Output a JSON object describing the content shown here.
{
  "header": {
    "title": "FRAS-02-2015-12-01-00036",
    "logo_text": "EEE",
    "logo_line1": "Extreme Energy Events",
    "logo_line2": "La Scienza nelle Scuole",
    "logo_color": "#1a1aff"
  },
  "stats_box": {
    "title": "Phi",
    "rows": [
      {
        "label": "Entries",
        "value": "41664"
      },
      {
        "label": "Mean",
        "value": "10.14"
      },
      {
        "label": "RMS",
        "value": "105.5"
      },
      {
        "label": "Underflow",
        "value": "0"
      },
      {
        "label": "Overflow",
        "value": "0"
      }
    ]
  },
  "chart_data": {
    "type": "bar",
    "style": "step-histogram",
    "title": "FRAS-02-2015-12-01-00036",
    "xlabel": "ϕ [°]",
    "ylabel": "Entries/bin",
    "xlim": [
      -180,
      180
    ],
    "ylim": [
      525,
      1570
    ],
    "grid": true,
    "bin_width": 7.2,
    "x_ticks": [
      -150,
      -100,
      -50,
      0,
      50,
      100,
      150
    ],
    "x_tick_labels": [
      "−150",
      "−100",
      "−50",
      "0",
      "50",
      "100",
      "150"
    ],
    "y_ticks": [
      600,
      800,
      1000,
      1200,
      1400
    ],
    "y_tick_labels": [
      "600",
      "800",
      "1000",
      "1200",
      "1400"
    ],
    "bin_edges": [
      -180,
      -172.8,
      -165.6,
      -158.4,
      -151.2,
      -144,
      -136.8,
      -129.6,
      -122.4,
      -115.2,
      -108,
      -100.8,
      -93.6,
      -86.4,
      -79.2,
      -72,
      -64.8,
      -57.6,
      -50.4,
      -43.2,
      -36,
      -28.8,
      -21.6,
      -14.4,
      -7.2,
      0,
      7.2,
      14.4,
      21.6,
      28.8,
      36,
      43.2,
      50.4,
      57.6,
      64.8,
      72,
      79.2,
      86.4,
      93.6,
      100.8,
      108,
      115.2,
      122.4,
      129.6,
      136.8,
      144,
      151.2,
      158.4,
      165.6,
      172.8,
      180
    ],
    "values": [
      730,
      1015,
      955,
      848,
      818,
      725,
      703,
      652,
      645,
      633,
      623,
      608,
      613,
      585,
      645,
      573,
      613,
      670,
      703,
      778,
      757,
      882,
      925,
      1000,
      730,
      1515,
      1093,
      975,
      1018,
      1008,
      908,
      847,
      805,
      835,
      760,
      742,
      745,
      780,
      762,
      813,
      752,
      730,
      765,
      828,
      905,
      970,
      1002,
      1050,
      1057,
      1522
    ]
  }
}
********************
Repeat every line of the data, exactly and in full.

Output a JSON object describing the content shown here.
{
  "header": {
    "title": "FRAS-02-2015-12-01-00036",
    "logo_text": "EEE",
    "logo_line1": "Extreme Energy Events",
    "logo_line2": "La Scienza nelle Scuole",
    "logo_color": "#1a1aff"
  },
  "stats_box": {
    "title": "Phi",
    "rows": [
      {
        "label": "Entries",
        "value": "41664"
      },
      {
        "label": "Mean",
        "value": "10.14"
      },
      {
        "label": "RMS",
        "value": "105.5"
      },
      {
        "label": "Underflow",
        "value": "0"
      },
      {
        "label": "Overflow",
        "value": "0"
      }
    ]
  },
  "chart_data": {
    "type": "bar",
    "style": "step-histogram",
    "title": "FRAS-02-2015-12-01-00036",
    "xlabel": "ϕ [°]",
    "ylabel": "Entries/bin",
    "xlim": [
      -180,
      180
    ],
    "ylim": [
      525,
      1570
    ],
    "grid": true,
    "bin_width": 7.2,
    "x_ticks": [
      -150,
      -100,
      -50,
      0,
      50,
      100,
      150
    ],
    "x_tick_labels": [
      "−150",
      "−100",
      "−50",
      "0",
      "50",
      "100",
      "150"
    ],
    "y_ticks": [
      600,
      800,
      1000,
      1200,
      1400
    ],
    "y_tick_labels": [
      "600",
      "800",
      "1000",
      "1200",
      "1400"
    ],
    "bin_edges": [
      -180,
      -172.8,
      -165.6,
      -158.4,
      -151.2,
      -144,
      -136.8,
      -129.6,
      -122.4,
      -115.2,
      -108,
      -100.8,
      -93.6,
      -86.4,
      -79.2,
      -72,
      -64.8,
      -57.6,
      -50.4,
      -43.2,
      -36,
      -28.8,
      -21.6,
      -14.4,
      -7.2,
      0,
      7.2,
      14.4,
      21.6,
      28.8,
      36,
      43.2,
      50.4,
      57.6,
      64.8,
      72,
      79.2,
      86.4,
      93.6,
      100.8,
      108,
      115.2,
      122.4,
      129.6,
      136.8,
      144,
      151.2,
      158.4,
      165.6,
      172.8,
      180
    ],
    "values": [
      730,
      1015,
      955,
      848,
      818,
      725,
      703,
      652,
      645,
      633,
      623,
      608,
      613,
      585,
      645,
      573,
      613,
      670,
      703,
      778,
      757,
      882,
      925,
      1000,
      730,
      1515,
      1093,
      975,
      1018,
      1008,
      908,
      847,
      805,
      835,
      760,
      742,
      745,
      780,
      762,
      813,
      752,
      730,
      765,
      828,
      905,
      970,
      1002,
      1050,
      1057,
      1522
    ]
  }
}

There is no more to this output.